STATED PROBLEM
Using the records provided below, locate and copy each line that contains the word "tính".

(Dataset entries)

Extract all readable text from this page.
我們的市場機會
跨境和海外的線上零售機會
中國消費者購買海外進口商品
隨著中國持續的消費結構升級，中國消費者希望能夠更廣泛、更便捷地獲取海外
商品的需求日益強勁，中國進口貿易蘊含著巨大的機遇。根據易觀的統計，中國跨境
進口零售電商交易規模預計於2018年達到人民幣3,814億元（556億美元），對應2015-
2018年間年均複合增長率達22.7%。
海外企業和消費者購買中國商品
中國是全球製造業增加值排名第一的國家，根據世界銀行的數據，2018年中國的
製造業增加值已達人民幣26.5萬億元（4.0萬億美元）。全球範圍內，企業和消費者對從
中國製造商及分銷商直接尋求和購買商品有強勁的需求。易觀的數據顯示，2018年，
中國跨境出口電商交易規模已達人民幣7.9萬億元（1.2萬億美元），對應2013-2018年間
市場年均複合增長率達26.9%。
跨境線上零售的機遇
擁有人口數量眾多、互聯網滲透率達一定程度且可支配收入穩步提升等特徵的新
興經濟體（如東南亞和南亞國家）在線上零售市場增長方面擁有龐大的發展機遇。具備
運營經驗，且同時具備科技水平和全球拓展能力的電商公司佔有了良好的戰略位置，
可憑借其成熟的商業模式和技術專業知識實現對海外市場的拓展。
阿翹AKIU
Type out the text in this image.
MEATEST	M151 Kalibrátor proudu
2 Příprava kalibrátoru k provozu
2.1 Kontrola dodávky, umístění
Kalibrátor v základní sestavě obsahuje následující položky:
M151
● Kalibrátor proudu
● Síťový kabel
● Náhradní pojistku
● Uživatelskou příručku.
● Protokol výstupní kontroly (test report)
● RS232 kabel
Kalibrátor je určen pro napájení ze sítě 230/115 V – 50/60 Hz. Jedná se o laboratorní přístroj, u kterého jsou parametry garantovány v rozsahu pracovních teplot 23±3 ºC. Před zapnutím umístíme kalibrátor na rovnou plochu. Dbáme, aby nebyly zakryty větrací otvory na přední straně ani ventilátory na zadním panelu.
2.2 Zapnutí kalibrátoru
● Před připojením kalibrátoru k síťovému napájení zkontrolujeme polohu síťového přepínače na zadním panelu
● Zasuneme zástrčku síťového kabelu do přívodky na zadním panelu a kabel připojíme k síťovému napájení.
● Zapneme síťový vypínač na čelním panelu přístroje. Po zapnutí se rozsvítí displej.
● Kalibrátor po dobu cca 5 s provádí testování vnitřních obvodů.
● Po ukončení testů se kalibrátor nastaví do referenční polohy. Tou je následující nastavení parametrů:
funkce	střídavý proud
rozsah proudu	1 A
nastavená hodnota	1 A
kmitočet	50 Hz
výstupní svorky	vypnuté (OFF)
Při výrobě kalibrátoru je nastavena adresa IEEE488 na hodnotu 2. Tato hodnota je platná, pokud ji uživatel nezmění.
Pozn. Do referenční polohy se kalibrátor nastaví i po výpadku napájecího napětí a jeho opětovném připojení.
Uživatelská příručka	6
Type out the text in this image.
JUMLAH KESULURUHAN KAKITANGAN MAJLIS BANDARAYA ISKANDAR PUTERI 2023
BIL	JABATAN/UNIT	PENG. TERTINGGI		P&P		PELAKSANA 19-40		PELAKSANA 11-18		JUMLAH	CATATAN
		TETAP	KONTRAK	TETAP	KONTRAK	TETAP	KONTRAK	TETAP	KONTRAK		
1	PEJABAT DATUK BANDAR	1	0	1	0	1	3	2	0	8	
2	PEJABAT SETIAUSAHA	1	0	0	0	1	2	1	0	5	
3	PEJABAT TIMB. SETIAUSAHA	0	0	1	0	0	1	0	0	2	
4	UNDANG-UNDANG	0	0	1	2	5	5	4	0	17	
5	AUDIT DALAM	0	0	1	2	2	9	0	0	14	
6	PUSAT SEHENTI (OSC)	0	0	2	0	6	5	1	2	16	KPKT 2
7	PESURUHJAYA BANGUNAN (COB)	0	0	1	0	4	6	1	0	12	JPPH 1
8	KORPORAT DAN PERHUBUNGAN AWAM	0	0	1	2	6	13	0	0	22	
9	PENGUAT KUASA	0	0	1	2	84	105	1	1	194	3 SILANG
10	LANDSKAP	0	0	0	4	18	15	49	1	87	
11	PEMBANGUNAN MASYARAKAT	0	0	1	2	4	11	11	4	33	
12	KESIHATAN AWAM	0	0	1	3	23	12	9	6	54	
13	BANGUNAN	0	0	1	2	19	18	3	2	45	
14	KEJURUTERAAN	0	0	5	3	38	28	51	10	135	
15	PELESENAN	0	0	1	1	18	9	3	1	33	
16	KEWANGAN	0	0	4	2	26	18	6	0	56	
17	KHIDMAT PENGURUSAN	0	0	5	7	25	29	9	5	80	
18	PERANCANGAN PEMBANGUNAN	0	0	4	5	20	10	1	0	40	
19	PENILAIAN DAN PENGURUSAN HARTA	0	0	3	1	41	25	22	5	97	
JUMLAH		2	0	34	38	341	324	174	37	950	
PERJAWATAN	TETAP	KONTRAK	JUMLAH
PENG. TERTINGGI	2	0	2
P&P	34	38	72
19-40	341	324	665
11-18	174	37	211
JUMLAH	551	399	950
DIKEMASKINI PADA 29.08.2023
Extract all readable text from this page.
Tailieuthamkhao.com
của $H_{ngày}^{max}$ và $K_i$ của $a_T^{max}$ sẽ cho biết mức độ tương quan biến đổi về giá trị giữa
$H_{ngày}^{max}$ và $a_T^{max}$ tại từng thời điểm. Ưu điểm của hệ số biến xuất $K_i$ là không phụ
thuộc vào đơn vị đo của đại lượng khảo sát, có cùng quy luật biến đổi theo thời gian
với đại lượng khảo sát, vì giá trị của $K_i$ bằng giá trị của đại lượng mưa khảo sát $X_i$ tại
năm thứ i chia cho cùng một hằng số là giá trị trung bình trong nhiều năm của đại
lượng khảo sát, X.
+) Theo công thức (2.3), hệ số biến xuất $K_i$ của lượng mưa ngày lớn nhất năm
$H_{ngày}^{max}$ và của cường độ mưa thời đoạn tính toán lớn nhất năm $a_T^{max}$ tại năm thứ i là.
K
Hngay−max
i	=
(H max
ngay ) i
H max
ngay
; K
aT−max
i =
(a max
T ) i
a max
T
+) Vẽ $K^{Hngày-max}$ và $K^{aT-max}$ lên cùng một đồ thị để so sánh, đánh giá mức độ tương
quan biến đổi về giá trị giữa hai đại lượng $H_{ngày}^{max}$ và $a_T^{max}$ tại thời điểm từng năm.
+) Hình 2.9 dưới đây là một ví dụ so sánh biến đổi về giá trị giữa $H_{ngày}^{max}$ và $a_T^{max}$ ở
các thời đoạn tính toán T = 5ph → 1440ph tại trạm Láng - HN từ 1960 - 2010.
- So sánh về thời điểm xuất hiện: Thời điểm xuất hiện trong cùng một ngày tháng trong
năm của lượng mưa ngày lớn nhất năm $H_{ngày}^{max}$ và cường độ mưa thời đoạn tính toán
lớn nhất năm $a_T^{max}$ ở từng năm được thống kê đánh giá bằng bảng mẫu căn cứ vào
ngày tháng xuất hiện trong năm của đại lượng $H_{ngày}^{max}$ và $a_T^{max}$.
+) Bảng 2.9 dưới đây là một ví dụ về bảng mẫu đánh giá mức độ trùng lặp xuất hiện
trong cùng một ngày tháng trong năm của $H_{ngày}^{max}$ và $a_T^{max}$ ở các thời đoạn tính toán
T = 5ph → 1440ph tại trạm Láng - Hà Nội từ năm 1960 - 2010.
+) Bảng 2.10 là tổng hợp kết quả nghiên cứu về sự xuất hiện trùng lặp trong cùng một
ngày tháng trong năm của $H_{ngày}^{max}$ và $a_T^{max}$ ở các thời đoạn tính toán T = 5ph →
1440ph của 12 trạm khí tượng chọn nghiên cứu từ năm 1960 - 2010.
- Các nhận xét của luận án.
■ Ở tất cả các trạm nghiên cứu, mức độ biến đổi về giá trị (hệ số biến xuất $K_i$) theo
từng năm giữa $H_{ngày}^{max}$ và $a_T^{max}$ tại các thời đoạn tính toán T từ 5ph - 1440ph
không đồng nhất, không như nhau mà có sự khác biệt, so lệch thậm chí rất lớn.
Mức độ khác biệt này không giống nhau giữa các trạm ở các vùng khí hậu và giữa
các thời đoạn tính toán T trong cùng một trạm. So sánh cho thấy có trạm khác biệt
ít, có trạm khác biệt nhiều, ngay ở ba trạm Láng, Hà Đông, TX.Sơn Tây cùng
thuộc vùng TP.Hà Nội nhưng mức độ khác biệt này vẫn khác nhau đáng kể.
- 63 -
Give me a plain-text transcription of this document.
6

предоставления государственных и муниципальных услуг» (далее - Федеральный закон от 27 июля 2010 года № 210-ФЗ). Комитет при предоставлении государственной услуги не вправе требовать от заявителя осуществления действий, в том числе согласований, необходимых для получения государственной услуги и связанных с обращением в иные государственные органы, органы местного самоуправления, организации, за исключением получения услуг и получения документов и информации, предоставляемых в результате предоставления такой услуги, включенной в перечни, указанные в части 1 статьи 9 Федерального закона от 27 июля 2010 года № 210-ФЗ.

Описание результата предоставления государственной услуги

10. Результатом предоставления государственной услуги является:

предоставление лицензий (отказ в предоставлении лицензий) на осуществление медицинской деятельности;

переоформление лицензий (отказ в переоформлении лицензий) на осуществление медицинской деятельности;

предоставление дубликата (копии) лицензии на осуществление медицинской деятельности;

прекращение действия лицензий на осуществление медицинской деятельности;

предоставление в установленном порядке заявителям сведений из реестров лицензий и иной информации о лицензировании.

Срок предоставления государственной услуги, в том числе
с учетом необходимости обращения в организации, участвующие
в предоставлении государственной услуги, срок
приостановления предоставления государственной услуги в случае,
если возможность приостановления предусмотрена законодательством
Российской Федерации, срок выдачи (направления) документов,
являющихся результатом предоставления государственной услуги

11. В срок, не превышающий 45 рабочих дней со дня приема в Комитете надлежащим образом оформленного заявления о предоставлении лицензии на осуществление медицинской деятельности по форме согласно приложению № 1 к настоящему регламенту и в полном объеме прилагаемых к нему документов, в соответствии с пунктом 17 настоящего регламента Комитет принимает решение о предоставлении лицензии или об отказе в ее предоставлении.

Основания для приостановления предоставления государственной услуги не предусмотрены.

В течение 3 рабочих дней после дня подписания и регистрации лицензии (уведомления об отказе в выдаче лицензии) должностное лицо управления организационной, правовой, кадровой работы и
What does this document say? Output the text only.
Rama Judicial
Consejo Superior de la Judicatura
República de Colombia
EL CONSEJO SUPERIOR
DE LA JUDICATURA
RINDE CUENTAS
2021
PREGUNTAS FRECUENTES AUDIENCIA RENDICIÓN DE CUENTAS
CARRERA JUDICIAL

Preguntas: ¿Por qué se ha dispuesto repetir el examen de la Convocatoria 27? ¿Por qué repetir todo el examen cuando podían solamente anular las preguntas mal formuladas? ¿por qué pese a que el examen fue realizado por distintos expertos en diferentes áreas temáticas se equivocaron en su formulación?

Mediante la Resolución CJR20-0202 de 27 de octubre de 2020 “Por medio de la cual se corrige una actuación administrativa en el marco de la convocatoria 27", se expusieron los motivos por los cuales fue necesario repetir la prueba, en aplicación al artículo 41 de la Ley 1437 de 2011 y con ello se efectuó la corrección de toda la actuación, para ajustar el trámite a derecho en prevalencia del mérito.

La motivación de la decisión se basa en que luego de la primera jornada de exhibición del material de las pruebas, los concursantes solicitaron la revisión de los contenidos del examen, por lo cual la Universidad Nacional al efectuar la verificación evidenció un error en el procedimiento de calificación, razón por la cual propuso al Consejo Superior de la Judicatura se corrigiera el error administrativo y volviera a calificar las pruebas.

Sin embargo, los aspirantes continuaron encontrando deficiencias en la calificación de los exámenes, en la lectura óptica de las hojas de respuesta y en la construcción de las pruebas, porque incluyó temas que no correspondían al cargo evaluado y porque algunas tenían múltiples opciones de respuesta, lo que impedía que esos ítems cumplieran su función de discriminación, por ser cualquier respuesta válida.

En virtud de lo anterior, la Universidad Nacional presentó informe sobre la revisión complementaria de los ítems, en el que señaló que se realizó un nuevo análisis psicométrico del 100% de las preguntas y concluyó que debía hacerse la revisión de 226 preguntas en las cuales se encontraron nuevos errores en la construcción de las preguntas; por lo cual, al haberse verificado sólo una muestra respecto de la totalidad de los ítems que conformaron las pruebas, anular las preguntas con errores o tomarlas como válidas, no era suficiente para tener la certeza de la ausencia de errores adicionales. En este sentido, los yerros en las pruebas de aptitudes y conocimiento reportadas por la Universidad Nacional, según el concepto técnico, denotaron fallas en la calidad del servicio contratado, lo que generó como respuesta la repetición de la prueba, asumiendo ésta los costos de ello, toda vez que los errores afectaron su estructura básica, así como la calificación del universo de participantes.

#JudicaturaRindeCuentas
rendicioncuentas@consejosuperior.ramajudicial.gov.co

CORRECT OUTPUT
$H_{ngày}^{max}$ và của cường độ mưa thời đoạn tính toán lớn nhất năm $a_T^{max}$ tại năm thứ i là.
các thời đoạn tính toán T = 5ph → 1440ph tại trạm Láng - HN từ 1960 - 2010.
năm của lượng mưa ngày lớn nhất năm $H_{ngày}^{max}$ và cường độ mưa thời đoạn tính toán
trong cùng một ngày tháng trong năm của $H_{ngày}^{max}$ và $a_T^{max}$ ở các thời đoạn tính toán
ngày tháng trong năm của $H_{ngày}^{max}$ và $a_T^{max}$ ở các thời đoạn tính toán T = 5ph →
từng năm giữa $H_{ngày}^{max}$ và $a_T^{max}$ tại các thời đoạn tính toán T từ 5ph - 1440ph
các thời đoạn tính toán T trong cùng một trạm. So sánh cho thấy có trạm khác biệt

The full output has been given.